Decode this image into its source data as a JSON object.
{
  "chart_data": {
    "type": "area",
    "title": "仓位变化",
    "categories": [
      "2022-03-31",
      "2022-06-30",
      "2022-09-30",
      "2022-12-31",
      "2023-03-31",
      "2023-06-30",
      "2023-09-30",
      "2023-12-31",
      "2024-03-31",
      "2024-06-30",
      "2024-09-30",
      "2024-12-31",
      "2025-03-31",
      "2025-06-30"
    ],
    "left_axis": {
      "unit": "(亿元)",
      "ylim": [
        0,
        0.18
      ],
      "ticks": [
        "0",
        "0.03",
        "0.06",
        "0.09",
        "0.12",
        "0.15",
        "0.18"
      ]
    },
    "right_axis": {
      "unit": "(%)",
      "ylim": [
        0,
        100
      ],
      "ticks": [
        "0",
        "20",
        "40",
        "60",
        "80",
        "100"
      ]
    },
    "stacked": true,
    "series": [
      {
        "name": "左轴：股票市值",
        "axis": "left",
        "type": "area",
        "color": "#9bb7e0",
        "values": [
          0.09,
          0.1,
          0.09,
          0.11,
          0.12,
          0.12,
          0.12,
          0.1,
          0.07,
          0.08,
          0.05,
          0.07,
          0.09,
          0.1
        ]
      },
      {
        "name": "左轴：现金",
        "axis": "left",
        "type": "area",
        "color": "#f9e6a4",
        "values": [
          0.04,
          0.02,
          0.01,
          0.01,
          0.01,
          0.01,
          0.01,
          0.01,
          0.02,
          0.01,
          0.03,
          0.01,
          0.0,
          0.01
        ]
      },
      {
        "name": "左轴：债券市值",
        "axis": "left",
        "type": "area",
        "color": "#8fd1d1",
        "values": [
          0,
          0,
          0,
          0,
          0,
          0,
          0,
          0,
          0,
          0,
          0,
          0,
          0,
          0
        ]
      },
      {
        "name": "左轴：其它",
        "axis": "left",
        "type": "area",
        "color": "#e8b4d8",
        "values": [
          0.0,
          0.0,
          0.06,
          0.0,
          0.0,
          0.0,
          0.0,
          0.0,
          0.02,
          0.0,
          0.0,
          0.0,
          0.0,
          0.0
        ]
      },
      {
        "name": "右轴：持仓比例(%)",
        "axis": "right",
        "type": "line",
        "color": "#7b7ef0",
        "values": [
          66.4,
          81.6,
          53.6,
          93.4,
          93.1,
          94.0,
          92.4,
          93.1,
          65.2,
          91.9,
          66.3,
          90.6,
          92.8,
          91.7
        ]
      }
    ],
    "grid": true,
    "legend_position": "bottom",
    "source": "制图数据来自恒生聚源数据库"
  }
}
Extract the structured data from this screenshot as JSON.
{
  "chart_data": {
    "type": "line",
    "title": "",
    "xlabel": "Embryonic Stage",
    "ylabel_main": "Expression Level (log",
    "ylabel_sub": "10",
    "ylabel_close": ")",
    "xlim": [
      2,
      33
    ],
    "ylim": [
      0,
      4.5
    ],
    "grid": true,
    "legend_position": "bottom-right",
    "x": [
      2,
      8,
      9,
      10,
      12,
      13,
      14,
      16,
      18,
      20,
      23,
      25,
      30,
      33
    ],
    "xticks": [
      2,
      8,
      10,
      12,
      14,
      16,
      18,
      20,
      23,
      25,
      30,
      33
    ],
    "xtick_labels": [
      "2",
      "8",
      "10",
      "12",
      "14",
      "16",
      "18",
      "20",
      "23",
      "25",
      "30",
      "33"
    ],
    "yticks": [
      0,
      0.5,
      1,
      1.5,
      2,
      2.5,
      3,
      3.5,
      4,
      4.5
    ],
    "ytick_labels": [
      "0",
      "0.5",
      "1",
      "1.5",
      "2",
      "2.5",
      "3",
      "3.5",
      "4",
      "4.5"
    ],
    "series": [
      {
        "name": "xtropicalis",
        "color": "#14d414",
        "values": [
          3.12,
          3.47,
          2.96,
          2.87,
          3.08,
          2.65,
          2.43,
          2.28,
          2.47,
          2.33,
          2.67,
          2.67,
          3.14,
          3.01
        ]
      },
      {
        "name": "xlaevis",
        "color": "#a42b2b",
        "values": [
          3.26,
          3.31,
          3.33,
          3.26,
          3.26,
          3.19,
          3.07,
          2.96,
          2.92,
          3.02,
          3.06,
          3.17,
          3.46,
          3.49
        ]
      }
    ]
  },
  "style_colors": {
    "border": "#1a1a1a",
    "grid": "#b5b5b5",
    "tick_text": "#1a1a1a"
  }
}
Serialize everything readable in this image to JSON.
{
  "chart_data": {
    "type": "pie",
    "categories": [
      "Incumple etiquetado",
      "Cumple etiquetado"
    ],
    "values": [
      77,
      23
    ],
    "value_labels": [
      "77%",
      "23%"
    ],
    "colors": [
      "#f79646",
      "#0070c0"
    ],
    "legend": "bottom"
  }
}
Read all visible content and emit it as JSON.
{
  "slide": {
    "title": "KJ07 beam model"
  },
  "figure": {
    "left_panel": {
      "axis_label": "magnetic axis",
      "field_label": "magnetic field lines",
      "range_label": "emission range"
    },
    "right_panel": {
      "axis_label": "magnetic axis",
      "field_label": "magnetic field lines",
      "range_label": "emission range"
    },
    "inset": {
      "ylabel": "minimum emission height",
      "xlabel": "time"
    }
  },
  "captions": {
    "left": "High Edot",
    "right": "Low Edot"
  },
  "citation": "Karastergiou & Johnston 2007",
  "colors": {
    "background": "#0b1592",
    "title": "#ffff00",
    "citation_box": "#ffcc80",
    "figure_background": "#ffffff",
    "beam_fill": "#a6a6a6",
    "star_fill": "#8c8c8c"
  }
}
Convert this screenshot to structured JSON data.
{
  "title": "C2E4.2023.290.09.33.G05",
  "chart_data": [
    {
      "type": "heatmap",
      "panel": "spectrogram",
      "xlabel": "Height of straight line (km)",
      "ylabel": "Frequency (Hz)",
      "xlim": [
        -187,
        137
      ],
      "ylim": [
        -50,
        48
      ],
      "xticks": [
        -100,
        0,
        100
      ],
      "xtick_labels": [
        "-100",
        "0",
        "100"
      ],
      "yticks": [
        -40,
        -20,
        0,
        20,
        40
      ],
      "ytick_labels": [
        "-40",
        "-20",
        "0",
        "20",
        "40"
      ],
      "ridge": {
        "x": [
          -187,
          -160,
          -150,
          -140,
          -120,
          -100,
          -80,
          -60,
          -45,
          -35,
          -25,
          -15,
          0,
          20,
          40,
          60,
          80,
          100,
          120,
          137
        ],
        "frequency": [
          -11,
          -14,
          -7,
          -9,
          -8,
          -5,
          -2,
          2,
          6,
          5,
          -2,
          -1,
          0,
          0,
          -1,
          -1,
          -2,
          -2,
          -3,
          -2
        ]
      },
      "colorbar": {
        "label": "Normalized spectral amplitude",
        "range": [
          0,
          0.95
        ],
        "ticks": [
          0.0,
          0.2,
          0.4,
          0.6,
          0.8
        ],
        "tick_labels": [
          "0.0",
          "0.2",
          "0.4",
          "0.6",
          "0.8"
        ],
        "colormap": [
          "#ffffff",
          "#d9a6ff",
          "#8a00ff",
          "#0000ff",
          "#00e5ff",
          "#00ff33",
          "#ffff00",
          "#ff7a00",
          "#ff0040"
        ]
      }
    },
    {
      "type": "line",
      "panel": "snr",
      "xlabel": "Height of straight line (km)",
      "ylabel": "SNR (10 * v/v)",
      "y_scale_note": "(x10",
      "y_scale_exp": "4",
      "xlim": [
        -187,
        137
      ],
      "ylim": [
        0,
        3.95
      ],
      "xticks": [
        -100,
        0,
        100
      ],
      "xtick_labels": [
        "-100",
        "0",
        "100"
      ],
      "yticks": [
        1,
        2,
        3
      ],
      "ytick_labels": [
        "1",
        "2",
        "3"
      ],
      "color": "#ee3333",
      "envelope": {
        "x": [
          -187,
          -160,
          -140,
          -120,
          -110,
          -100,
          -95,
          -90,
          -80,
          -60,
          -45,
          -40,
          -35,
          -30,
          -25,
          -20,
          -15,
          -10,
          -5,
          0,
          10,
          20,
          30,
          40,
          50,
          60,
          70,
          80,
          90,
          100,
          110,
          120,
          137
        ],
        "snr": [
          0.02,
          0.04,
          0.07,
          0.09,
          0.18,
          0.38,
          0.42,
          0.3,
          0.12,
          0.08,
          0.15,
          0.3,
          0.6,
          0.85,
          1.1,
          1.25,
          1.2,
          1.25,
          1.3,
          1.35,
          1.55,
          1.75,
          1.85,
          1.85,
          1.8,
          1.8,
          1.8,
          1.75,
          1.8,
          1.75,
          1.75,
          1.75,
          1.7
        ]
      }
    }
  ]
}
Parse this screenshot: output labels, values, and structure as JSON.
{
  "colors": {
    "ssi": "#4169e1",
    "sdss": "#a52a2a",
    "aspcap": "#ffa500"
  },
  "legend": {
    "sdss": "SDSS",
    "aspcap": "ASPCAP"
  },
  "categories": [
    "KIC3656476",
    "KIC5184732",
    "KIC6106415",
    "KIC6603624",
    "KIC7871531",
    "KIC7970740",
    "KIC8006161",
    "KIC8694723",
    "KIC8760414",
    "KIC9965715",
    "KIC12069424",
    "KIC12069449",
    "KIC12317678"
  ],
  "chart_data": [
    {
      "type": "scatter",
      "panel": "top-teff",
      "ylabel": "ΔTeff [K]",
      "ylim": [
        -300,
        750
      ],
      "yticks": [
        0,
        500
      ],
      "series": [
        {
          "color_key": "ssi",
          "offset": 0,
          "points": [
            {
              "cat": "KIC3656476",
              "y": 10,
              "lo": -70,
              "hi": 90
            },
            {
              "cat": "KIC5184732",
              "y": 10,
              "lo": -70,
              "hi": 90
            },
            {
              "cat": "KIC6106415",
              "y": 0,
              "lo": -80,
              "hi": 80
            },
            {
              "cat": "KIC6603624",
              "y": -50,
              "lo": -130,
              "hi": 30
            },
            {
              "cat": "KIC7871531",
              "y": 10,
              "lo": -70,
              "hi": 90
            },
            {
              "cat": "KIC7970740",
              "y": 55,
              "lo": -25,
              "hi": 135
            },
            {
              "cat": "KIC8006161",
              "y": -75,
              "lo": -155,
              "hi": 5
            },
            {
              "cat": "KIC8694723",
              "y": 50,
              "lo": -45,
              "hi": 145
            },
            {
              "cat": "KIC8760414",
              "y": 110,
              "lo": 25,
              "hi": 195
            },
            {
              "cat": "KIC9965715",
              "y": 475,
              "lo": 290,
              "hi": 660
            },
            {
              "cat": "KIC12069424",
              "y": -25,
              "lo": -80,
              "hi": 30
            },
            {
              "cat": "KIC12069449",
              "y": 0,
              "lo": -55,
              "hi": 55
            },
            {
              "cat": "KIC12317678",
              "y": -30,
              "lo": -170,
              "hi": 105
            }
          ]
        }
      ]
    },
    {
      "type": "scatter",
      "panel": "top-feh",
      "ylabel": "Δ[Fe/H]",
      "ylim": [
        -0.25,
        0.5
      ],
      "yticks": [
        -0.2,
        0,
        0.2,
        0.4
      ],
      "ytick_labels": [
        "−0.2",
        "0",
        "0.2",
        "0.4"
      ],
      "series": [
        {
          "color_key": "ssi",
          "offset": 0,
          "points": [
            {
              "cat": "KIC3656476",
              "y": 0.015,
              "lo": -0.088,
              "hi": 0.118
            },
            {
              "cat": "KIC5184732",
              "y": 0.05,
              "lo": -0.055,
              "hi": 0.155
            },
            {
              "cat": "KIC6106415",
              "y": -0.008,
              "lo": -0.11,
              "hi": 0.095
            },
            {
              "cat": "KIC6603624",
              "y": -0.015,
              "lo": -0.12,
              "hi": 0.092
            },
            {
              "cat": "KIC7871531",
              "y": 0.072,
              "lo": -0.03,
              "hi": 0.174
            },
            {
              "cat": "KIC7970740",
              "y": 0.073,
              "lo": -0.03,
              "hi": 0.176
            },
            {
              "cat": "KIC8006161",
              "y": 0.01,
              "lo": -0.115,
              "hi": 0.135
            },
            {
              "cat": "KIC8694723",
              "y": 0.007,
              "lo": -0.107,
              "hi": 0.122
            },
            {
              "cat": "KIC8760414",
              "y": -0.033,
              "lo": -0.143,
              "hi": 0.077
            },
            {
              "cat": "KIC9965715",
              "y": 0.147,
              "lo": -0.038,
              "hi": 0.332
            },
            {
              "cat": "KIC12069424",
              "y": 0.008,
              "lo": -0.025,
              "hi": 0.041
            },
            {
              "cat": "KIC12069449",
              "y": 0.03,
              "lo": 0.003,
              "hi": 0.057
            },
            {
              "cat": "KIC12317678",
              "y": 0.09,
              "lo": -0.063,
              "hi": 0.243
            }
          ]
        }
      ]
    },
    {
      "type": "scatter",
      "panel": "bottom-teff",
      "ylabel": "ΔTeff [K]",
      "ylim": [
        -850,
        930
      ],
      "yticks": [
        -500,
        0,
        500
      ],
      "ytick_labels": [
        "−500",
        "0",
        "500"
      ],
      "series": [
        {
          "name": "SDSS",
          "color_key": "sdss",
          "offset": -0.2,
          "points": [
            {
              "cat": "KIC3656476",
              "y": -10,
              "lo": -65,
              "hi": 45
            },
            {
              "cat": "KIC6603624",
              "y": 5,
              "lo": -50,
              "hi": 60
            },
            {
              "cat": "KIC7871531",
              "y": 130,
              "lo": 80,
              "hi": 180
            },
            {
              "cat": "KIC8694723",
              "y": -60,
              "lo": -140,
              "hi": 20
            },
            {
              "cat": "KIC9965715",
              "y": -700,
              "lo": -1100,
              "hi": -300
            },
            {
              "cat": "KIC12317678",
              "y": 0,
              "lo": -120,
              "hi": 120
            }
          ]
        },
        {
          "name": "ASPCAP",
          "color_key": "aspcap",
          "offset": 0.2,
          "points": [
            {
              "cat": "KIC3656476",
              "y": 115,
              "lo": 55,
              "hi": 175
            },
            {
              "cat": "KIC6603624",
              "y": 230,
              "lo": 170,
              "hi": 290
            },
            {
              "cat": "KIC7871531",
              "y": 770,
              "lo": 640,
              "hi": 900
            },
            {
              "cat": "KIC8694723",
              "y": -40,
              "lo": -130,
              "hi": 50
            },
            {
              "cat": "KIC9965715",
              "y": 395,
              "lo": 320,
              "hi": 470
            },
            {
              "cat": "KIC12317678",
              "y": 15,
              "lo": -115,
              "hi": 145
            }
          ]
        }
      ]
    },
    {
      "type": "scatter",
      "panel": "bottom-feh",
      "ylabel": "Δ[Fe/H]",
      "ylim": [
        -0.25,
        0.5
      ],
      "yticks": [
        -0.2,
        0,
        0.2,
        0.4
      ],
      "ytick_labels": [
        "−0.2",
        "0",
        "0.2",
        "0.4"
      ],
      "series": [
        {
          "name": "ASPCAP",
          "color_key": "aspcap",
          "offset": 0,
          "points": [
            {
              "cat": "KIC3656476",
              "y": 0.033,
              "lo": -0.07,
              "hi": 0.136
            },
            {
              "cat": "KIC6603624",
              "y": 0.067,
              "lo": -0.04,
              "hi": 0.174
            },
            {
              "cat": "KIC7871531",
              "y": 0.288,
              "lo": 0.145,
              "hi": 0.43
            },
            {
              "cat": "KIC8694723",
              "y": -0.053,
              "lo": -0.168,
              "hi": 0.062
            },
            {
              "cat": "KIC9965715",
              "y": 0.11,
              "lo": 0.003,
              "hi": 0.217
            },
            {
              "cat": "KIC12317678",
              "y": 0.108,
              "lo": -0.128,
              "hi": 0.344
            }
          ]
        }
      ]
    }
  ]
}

GIVEN INSTRUCTION:
Report every line containing the word "source" from the listing above.

THE OUTPUT:
Decode this image into its source data as a JSON object.
    "source": "制图数据来自恒生聚源数据库"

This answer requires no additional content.